[Extracts from a graphics dataset]
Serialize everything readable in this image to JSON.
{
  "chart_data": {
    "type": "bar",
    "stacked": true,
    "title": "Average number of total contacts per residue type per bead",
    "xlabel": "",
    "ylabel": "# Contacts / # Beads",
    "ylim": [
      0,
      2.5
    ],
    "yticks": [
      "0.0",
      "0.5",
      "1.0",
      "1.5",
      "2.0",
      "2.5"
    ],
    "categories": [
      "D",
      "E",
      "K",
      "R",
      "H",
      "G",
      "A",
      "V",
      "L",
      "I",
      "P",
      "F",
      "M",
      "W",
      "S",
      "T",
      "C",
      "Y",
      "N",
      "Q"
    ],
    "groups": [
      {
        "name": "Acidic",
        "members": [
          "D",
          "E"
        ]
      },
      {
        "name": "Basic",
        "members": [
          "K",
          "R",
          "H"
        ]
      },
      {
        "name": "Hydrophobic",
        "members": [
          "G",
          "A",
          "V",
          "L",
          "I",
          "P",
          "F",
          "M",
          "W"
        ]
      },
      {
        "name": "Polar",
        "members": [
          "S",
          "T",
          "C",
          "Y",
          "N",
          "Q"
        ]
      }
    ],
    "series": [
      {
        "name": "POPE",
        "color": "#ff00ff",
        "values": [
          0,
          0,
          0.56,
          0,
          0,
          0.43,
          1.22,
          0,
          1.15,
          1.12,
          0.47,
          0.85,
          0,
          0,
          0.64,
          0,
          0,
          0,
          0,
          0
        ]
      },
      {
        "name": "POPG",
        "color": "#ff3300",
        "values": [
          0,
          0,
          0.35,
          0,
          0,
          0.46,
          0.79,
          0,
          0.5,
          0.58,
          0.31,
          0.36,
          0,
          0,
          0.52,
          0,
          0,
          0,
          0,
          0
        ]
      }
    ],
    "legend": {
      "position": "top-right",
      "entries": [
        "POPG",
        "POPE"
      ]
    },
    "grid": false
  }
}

## TO BE DONE
The whole listing above needs to be written out again exactly.

## EXERCISE ANSWER
Serialize everything readable in this image to JSON.
{
  "chart_data": {
    "type": "bar",
    "stacked": true,
    "title": "Average number of total contacts per residue type per bead",
    "xlabel": "",
    "ylabel": "# Contacts / # Beads",
    "ylim": [
      0,
      2.5
    ],
    "yticks": [
      "0.0",
      "0.5",
      "1.0",
      "1.5",
      "2.0",
      "2.5"
    ],
    "categories": [
      "D",
      "E",
      "K",
      "R",
      "H",
      "G",
      "A",
      "V",
      "L",
      "I",
      "P",
      "F",
      "M",
      "W",
      "S",
      "T",
      "C",
      "Y",
      "N",
      "Q"
    ],
    "groups": [
      {
        "name": "Acidic",
        "members": [
          "D",
          "E"
        ]
      },
      {
        "name": "Basic",
        "members": [
          "K",
          "R",
          "H"
        ]
      },
      {
        "name": "Hydrophobic",
        "members": [
          "G",
          "A",
          "V",
          "L",
          "I",
          "P",
          "F",
          "M",
          "W"
        ]
      },
      {
        "name": "Polar",
        "members": [
          "S",
          "T",
          "C",
          "Y",
          "N",
          "Q"
        ]
      }
    ],
    "series": [
      {
        "name": "POPE",
        "color": "#ff00ff",
        "values": [
          0,
          0,
          0.56,
          0,
          0,
          0.43,
          1.22,
          0,
          1.15,
          1.12,
          0.47,
          0.85,
          0,
          0,
          0.64,
          0,
          0,
          0,
          0,
          0
        ]
      },
      {
        "name": "POPG",
        "color": "#ff3300",
        "values": [
          0,
          0,
          0.35,
          0,
          0,
          0.46,
          0.79,
          0,
          0.5,
          0.58,
          0.31,
          0.36,
          0,
          0,
          0.52,
          0,
          0,
          0,
          0,
          0
        ]
      }
    ],
    "legend": {
      "position": "top-right",
      "entries": [
        "POPG",
        "POPE"
      ]
    },
    "grid": false
  }
}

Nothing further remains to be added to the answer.